The performance evolved as we moved from California to Clichy, France and Los Angeles, both as an individual piece, and in relation to the changing topics of the workshops (figures 2 and 3). Beatriz added additional elements and eliminated others. For instance, at the initial performance, she placed white blocks on each country/spiral in 2013, as though for emphasis. She hung quilts over them which she removed when she mentioned the names of people who had passed away, effectively tuning them into tombstones. Working with the MMTW drew out Beatriz’s substantial talents as a performer and triggered her to write about the process of making this work, which inspired others to be attentive to the way we weave a “ground” of relationships, a “poetics of attachment” that is particularly salient for those who have repeatedly left loved ones behind. It also provided an embodied method, a mode of reaching beyond the comfort zone of one’s habitual artistic practice that came to be central to the MMTW’s experiments.
Her ongoing work with the MMTW has continued to examine how individuals and relationships compose environments, with a composition of floating “faces” contrasted to antique busts at the Allard Pierson Museum, and a reflection on how walls are composed of the eyes of others for Berlin. (figures 4,5).
Blanca Casa Brullet joined the MMTW at its second workshop in November 2013 at the Pavillon Vendome Center for Contemporary Art, in Clichy France. Her “Batgages” (figure 6) was featured in the exhibition at the center, curated by Guillaume Lasserre (also an MMTW member). In Clichy, we included her work composed in paper and helium as part of a group performance (figure 7). In 2014 she began a series of works using actual plaid plastic bags and weeds and soil as her media. In 2014, for the Allard Pierson Museum, she developed a mobile installation that brought “invasive species” into the museum and into her performance. The children in the audience christened her “the plant lady” (figure 8). She embraced that role in several other venues, transporting seedling across the Atlantic and through customs to California in 2016, and explored her feelings of being like a “Mala Madre” plant (bad mother) when she moved her children from Paris to Barcelona at a performance in Paris later that year.
For Blanca, “The workshops are a space of experiment, very free, where the view of the others is essential for redirecting personal work and ideas. By entering into the cooperative work, one’s own work is redirected- the moment of self-abandonment is essential. For me, the MMTW has led me to return to older projects which in the collective context take on new meanings. The work of the workshops also informs my personal work, in some cases, like the work with weeds, this influence is visible in a work I exhibited in a recent solo exhibition (figure 9).

········

◆ PARTS OF THE EXERCISE:
(a) In the text on the MMTW workshops, what did the children in the audience call Blanca Casa Brullet?
(b) Reproduce the passage of the text on the MMTW workshops between "Her ongoing work" and "Berlin. (figures 4,5).", inclusive.

[Image-based layout entries]
········

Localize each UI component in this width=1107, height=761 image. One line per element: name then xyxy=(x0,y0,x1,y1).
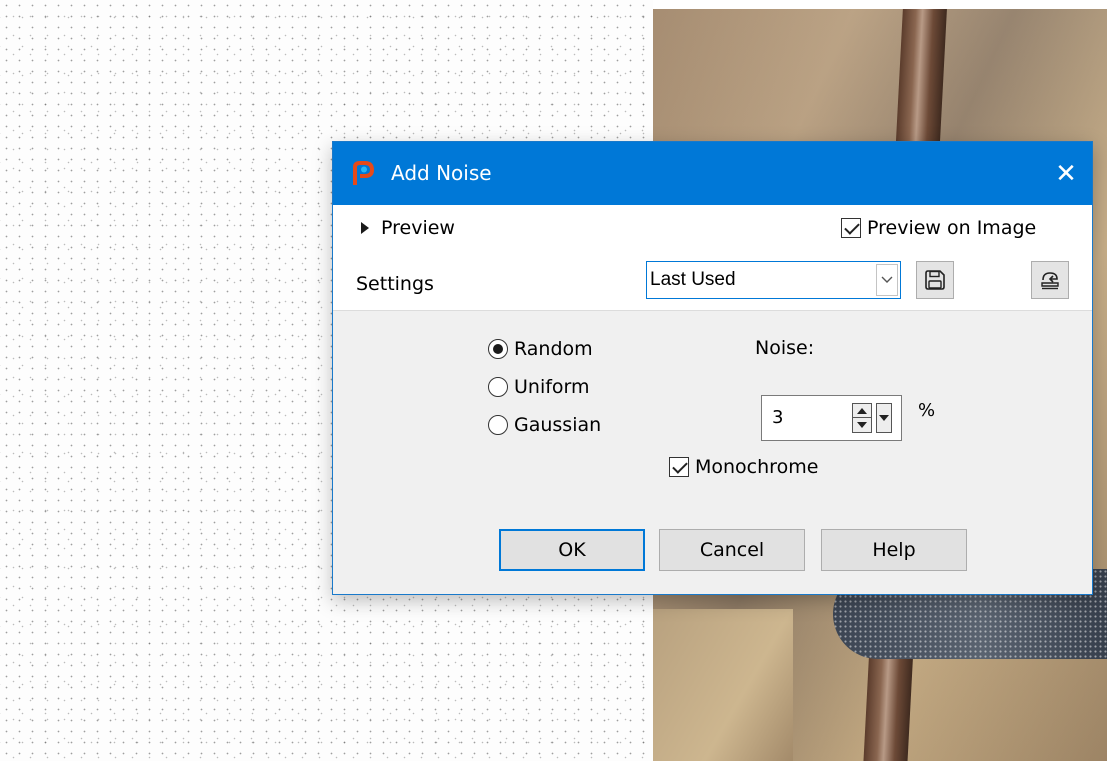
dialog-title-bar[interactable]: Add Noise ✕ xyxy=(333,142,1092,205)
stepper-down-icon[interactable] xyxy=(853,418,871,432)
radio-random-indicator[interactable] xyxy=(488,339,508,359)
dialog-title: Add Noise xyxy=(391,161,492,185)
reset-hand-icon xyxy=(1041,272,1059,290)
radio-uniform-indicator[interactable] xyxy=(488,377,508,397)
monochrome-check-icon[interactable] xyxy=(669,457,689,477)
cancel-button[interactable]: Cancel xyxy=(659,529,805,571)
noise-label: Noise: xyxy=(755,337,815,359)
noise-amount-stepper[interactable]: 3 xyxy=(761,395,902,441)
monochrome-label: Monochrome xyxy=(695,456,819,478)
chevron-down-icon[interactable] xyxy=(876,264,898,296)
preview-on-image-label: Preview on Image xyxy=(867,217,1037,239)
preview-on-image-check-icon[interactable] xyxy=(841,218,861,238)
percent-unit-label: % xyxy=(918,400,936,421)
monochrome-checkbox[interactable]: Monochrome xyxy=(669,454,818,480)
dialog-header-panel: Preview Preview on Image Settings Last U… xyxy=(333,205,1092,311)
radio-random[interactable]: Random xyxy=(488,336,593,362)
photo-background-region xyxy=(653,609,793,761)
reset-preset-button[interactable] xyxy=(1031,261,1069,299)
radio-uniform[interactable]: Uniform xyxy=(488,374,590,400)
chevron-down-icon xyxy=(879,415,889,421)
add-noise-dialog: Add Noise ✕ Preview Preview on Image Set… xyxy=(332,141,1093,595)
preset-dropdown[interactable]: Last Used xyxy=(646,261,901,299)
preview-on-image-checkbox[interactable]: Preview on Image xyxy=(841,215,1036,241)
radio-random-label: Random xyxy=(514,338,593,360)
slider-popup-button[interactable] xyxy=(876,403,892,433)
radio-uniform-label: Uniform xyxy=(514,376,590,398)
help-button[interactable]: Help xyxy=(821,529,967,571)
preset-value: Last Used xyxy=(650,269,736,290)
settings-label: Settings xyxy=(356,273,434,295)
noise-amount-input[interactable]: 3 xyxy=(772,407,783,428)
close-icon: ✕ xyxy=(1055,158,1077,189)
radio-gaussian[interactable]: Gaussian xyxy=(488,412,601,438)
ok-button[interactable]: OK xyxy=(499,529,645,571)
stepper-arrows[interactable] xyxy=(852,403,872,433)
paintshop-app-icon xyxy=(353,161,375,185)
triangle-right-icon xyxy=(361,222,369,234)
stepper-up-icon[interactable] xyxy=(853,404,871,418)
preview-expander[interactable]: Preview xyxy=(361,215,455,241)
preview-label: Preview xyxy=(381,217,455,239)
radio-gaussian-indicator[interactable] xyxy=(488,415,508,435)
save-preset-button[interactable] xyxy=(916,261,954,299)
close-button[interactable]: ✕ xyxy=(1040,142,1092,205)
radio-gaussian-label: Gaussian xyxy=(514,414,602,436)
floppy-disk-icon xyxy=(925,270,945,290)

········

◆ TASK-BY-TASK SOLUTIONS:
(a) They called her "the plant lady."

(b)
Her ongoing work with the MMTW has continued to examine how individuals and relationships compose environments, with a composition of floating “faces” contrasted to antique busts at the Allard Pierson Museum, and a reflection on how walls are composed of the eyes of others for Berlin. (figures 4,5).